Every line of the records must be repeated exactly; pictures stay out.

────

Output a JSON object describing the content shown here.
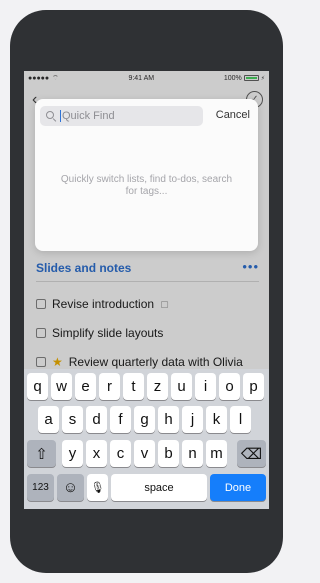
{
  "status_bar": {
    "signal": "●●●●● ",
    "wifi_icon": "wifi-icon",
    "time": "9:41 AM",
    "battery_label": "100%"
  },
  "app": {
    "section_title": "Slides and notes",
    "section_more": "•••",
    "todos": [
      {
        "label": "Revise introduction",
        "has_note": true,
        "starred": false
      },
      {
        "label": "Simplify slide layouts",
        "has_note": false,
        "starred": false
      },
      {
        "label": "Review quarterly data with Olivia",
        "has_note": false,
        "starred": true
      }
    ]
  },
  "quick_find": {
    "placeholder": "Quick Find",
    "value": "",
    "cancel_label": "Cancel",
    "hint": "Quickly switch lists, find to-dos, search for tags..."
  },
  "keyboard": {
    "row1": [
      "q",
      "w",
      "e",
      "r",
      "t",
      "z",
      "u",
      "i",
      "o",
      "p"
    ],
    "row2": [
      "a",
      "s",
      "d",
      "f",
      "g",
      "h",
      "j",
      "k",
      "l"
    ],
    "row3": [
      "y",
      "x",
      "c",
      "v",
      "b",
      "n",
      "m"
    ],
    "numbers_label": "123",
    "space_label": "space",
    "done_label": "Done",
    "shift_glyph": "⇧",
    "delete_glyph": "⌫",
    "emoji_glyph": "☺",
    "mic_glyph": "🎙"
  },
  "colors": {
    "accent": "#2f73d6",
    "done_key": "#157efb",
    "star": "#f5b400"
  }
}
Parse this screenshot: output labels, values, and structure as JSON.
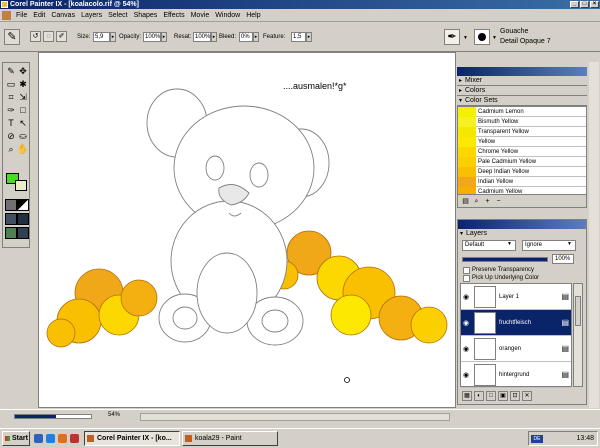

────

• _ANSWER FOR THE TASK_
Output a JSON object describing the content shown here.
{
  "status_bar": {
    "signal": "●●●●● ",
    "wifi_icon": "wifi-icon",
    "time": "9:41 AM",
    "battery_label": "100%"
  },
  "app": {
    "section_title": "Slides and notes",
    "section_more": "•••",
    "todos": [
      {
        "label": "Revise introduction",
        "has_note": true,
        "starred": false
      },
      {
        "label": "Simplify slide layouts",
        "has_note": false,
        "starred": false
      },
      {
        "label": "Review quarterly data with Olivia",
        "has_note": false,
        "starred": true
      }
    ]
  },
  "quick_find": {
    "placeholder": "Quick Find",
    "value": "",
    "cancel_label": "Cancel",
    "hint": "Quickly switch lists, find to-dos, search for tags..."
  },
  "keyboard": {
    "row1": [
      "q",
      "w",
      "e",
      "r",
      "t",
      "z",
      "u",
      "i",
      "o",
      "p"
    ],
    "row2": [
      "a",
      "s",
      "d",
      "f",
      "g",
      "h",
      "j",
      "k",
      "l"
    ],
    "row3": [
      "y",
      "x",
      "c",
      "v",
      "b",
      "n",
      "m"
    ],
    "numbers_label": "123",
    "space_label": "space",
    "done_label": "Done",
    "shift_glyph": "⇧",
    "delete_glyph": "⌫",
    "emoji_glyph": "☺",
    "mic_glyph": "🎙"
  },
  "colors": {
    "accent": "#2f73d6",
    "done_key": "#157efb",
    "star": "#f5b400"
  }
}
Parse this screenshot: output labels, values, and structure as JSON.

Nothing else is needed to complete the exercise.